[Part of a data file]
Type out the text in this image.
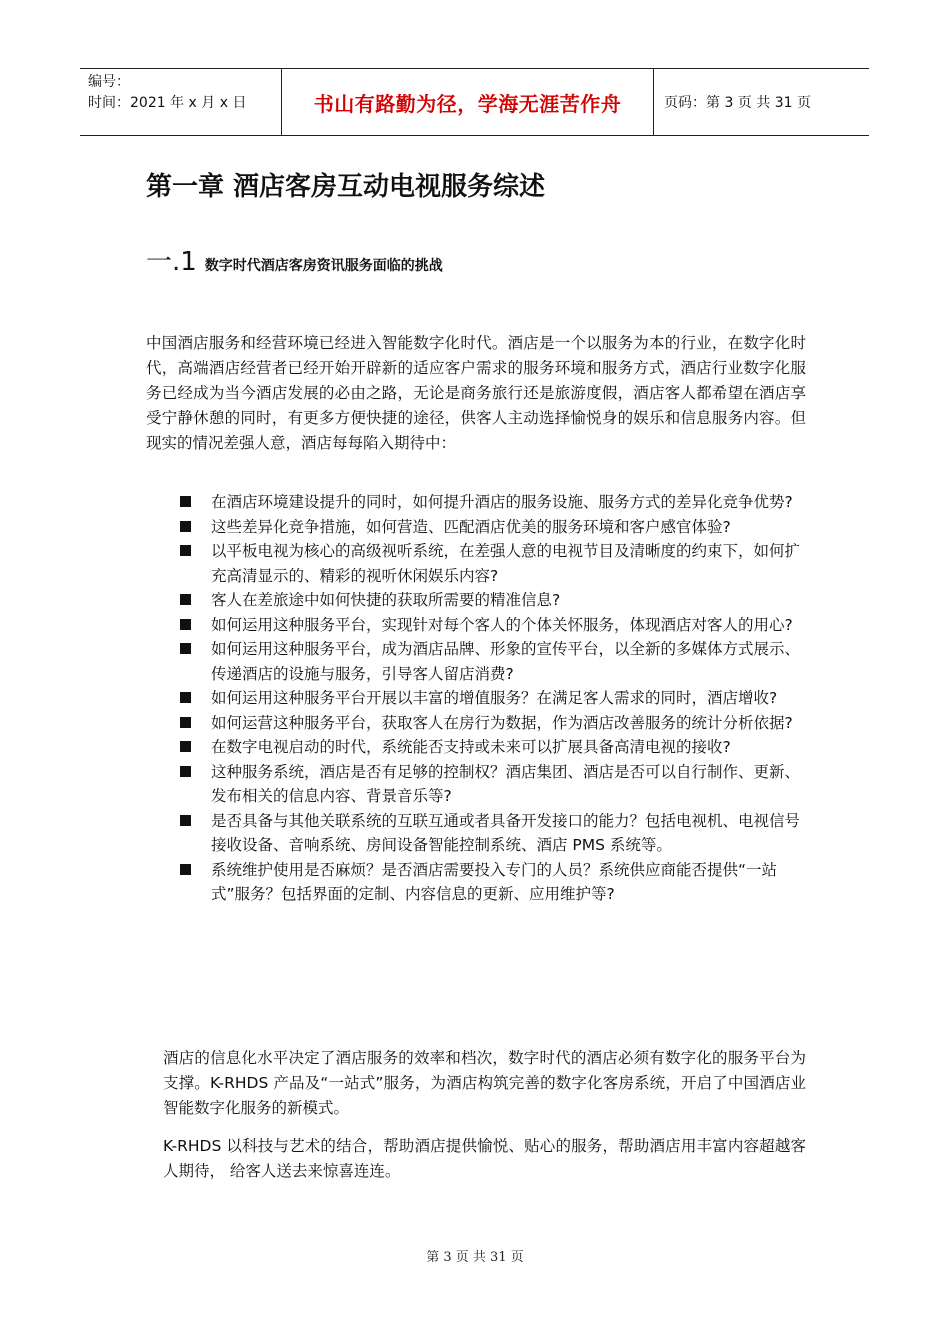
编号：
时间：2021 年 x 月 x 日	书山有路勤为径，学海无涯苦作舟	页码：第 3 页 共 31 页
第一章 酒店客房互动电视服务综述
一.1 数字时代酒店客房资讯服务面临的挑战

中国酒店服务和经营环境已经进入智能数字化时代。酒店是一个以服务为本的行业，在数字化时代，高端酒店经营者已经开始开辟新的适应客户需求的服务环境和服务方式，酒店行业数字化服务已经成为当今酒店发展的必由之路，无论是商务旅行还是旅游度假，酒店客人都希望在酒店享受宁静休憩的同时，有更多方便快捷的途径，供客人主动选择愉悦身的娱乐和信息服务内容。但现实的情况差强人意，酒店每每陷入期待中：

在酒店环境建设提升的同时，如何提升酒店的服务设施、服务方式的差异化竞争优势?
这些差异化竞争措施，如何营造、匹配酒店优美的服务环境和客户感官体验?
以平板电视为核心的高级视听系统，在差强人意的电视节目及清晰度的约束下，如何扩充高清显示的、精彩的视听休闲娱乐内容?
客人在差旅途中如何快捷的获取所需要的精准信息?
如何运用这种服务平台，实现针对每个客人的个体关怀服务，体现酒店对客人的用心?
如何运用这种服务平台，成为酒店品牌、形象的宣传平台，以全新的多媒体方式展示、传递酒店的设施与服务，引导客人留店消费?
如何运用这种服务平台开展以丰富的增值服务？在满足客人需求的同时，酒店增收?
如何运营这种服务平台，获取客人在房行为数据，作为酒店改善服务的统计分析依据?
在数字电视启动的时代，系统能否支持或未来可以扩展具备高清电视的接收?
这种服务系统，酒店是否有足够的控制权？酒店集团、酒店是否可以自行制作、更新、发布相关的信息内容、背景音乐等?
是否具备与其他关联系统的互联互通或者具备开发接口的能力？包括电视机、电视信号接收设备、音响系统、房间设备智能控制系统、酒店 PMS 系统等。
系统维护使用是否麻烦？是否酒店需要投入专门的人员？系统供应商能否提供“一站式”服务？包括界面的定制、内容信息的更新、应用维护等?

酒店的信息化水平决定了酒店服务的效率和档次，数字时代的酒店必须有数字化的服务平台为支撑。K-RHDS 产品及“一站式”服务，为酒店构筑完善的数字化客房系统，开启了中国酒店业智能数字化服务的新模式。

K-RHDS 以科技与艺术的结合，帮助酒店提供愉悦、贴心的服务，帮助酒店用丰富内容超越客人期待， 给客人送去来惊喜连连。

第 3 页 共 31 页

-- Challenge --
Please set down each line of the data above exactly as written, without the pictures.

-- Solution for this task --
Type out the text in this image.
编号：
时间：2021 年 x 月 x 日	书山有路勤为径，学海无涯苦作舟	页码：第 3 页 共 31 页
第一章 酒店客房互动电视服务综述
一.1 数字时代酒店客房资讯服务面临的挑战

中国酒店服务和经营环境已经进入智能数字化时代。酒店是一个以服务为本的行业，在数字化时代，高端酒店经营者已经开始开辟新的适应客户需求的服务环境和服务方式，酒店行业数字化服务已经成为当今酒店发展的必由之路，无论是商务旅行还是旅游度假，酒店客人都希望在酒店享受宁静休憩的同时，有更多方便快捷的途径，供客人主动选择愉悦身的娱乐和信息服务内容。但现实的情况差强人意，酒店每每陷入期待中：

在酒店环境建设提升的同时，如何提升酒店的服务设施、服务方式的差异化竞争优势?
这些差异化竞争措施，如何营造、匹配酒店优美的服务环境和客户感官体验?
以平板电视为核心的高级视听系统，在差强人意的电视节目及清晰度的约束下，如何扩充高清显示的、精彩的视听休闲娱乐内容?
客人在差旅途中如何快捷的获取所需要的精准信息?
如何运用这种服务平台，实现针对每个客人的个体关怀服务，体现酒店对客人的用心?
如何运用这种服务平台，成为酒店品牌、形象的宣传平台，以全新的多媒体方式展示、传递酒店的设施与服务，引导客人留店消费?
如何运用这种服务平台开展以丰富的增值服务？在满足客人需求的同时，酒店增收?
如何运营这种服务平台，获取客人在房行为数据，作为酒店改善服务的统计分析依据?
在数字电视启动的时代，系统能否支持或未来可以扩展具备高清电视的接收?
这种服务系统，酒店是否有足够的控制权？酒店集团、酒店是否可以自行制作、更新、发布相关的信息内容、背景音乐等?
是否具备与其他关联系统的互联互通或者具备开发接口的能力？包括电视机、电视信号接收设备、音响系统、房间设备智能控制系统、酒店 PMS 系统等。
系统维护使用是否麻烦？是否酒店需要投入专门的人员？系统供应商能否提供“一站式”服务？包括界面的定制、内容信息的更新、应用维护等?

酒店的信息化水平决定了酒店服务的效率和档次，数字时代的酒店必须有数字化的服务平台为支撑。K-RHDS 产品及“一站式”服务，为酒店构筑完善的数字化客房系统，开启了中国酒店业智能数字化服务的新模式。

K-RHDS 以科技与艺术的结合，帮助酒店提供愉悦、贴心的服务，帮助酒店用丰富内容超越客人期待， 给客人送去来惊喜连连。

第 3 页 共 31 页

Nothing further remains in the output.